REQUIREMENTS: Omit every picture and output the rest of the records exactly as they are.

MATERIALS PROVIDED:
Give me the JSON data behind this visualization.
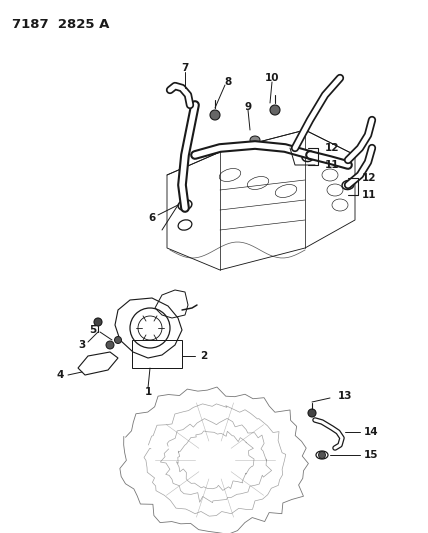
{
  "title": "7187  2825 A",
  "background_color": "#ffffff",
  "line_color": "#1a1a1a",
  "figsize": [
    4.28,
    5.33
  ],
  "dpi": 100,
  "label_fontsize": 7.5,
  "title_fontsize": 9.5
}
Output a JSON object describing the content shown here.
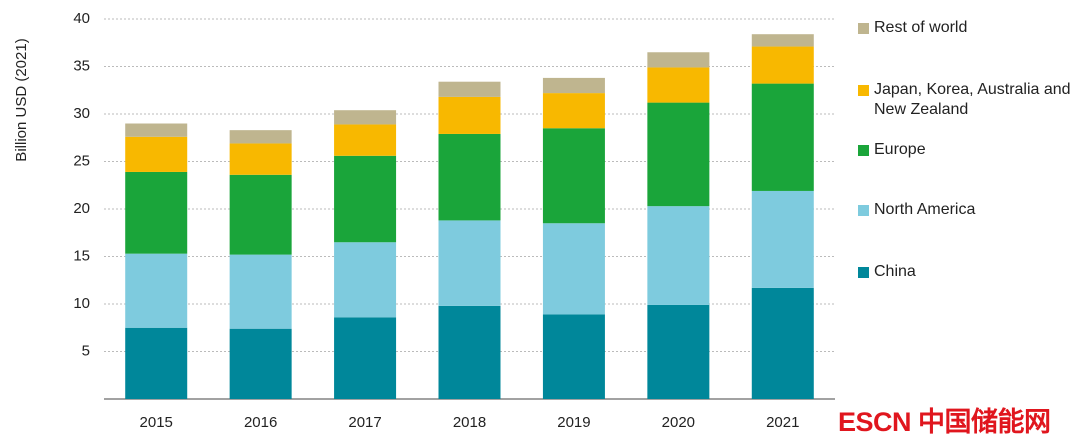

WRITTEN RESPONSE:
Give me the JSON data behind this visualization.
{
  "title": "7187  2825 A",
  "background_color": "#ffffff",
  "line_color": "#1a1a1a",
  "figsize": [
    4.28,
    5.33
  ],
  "dpi": 100,
  "label_fontsize": 7.5,
  "title_fontsize": 9.5
}
Output a JSON object describing the content shown here.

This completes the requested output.